#### PROBLEM TO WORK ON:
Give the count of lines in the data that include "Законодательного", with no other words.

#### INPUT DATA:
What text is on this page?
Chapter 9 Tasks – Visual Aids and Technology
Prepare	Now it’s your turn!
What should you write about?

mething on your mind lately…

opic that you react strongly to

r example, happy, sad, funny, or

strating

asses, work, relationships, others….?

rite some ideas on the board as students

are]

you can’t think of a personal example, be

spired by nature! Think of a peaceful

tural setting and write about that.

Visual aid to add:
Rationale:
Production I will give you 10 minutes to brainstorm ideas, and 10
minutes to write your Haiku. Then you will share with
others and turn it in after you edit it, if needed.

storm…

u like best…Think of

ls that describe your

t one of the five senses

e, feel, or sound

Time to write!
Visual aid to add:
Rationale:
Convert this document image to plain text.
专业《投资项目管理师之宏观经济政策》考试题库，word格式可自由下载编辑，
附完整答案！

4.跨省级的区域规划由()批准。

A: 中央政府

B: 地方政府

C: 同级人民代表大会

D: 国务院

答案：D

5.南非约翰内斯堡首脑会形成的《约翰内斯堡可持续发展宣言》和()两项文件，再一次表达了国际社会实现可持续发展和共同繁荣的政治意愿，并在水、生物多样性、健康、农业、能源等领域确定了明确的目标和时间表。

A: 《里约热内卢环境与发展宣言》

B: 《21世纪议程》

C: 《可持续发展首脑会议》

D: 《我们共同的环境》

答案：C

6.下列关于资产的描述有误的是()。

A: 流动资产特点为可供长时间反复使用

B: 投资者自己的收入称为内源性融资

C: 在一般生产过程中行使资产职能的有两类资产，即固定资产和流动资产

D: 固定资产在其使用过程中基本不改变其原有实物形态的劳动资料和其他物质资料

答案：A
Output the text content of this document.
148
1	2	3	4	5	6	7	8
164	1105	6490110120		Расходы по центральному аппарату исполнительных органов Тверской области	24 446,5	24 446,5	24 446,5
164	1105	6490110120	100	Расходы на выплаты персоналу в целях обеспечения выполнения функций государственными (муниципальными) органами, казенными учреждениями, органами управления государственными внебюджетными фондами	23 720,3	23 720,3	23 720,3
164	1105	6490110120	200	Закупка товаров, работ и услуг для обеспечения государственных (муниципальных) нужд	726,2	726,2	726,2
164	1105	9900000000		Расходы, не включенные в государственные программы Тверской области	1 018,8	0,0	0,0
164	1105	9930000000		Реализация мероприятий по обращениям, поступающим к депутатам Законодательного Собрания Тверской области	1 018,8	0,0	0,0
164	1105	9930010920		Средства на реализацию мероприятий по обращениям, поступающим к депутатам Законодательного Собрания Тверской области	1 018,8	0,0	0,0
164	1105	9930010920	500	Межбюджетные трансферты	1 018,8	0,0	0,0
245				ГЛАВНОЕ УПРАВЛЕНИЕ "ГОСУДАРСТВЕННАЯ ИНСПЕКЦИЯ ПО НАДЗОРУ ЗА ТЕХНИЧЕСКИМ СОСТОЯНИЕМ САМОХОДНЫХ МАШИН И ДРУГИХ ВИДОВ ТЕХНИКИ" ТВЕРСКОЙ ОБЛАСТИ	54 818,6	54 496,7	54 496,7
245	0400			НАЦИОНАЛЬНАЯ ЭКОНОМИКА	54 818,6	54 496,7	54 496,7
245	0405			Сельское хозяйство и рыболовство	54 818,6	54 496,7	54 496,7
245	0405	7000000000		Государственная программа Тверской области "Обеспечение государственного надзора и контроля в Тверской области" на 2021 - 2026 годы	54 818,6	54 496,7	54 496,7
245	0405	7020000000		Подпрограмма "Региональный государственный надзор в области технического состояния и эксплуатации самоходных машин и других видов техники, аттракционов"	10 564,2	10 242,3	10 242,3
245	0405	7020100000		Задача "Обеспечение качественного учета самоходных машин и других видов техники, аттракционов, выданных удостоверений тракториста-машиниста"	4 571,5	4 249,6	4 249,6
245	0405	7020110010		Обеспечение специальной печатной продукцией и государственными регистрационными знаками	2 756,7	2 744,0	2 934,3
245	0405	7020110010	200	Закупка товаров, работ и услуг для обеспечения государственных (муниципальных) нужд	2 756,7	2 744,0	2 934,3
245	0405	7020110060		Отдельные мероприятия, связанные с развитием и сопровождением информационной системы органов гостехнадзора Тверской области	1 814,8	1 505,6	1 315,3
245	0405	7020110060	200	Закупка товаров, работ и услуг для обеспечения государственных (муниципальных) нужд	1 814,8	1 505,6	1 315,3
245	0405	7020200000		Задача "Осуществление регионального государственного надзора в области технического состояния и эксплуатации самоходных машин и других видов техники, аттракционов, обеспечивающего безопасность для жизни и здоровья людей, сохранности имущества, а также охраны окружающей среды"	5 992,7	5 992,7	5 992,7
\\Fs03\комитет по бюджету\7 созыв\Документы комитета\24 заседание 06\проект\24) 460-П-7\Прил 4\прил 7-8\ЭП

#### EXERCISE OUTPUT:
2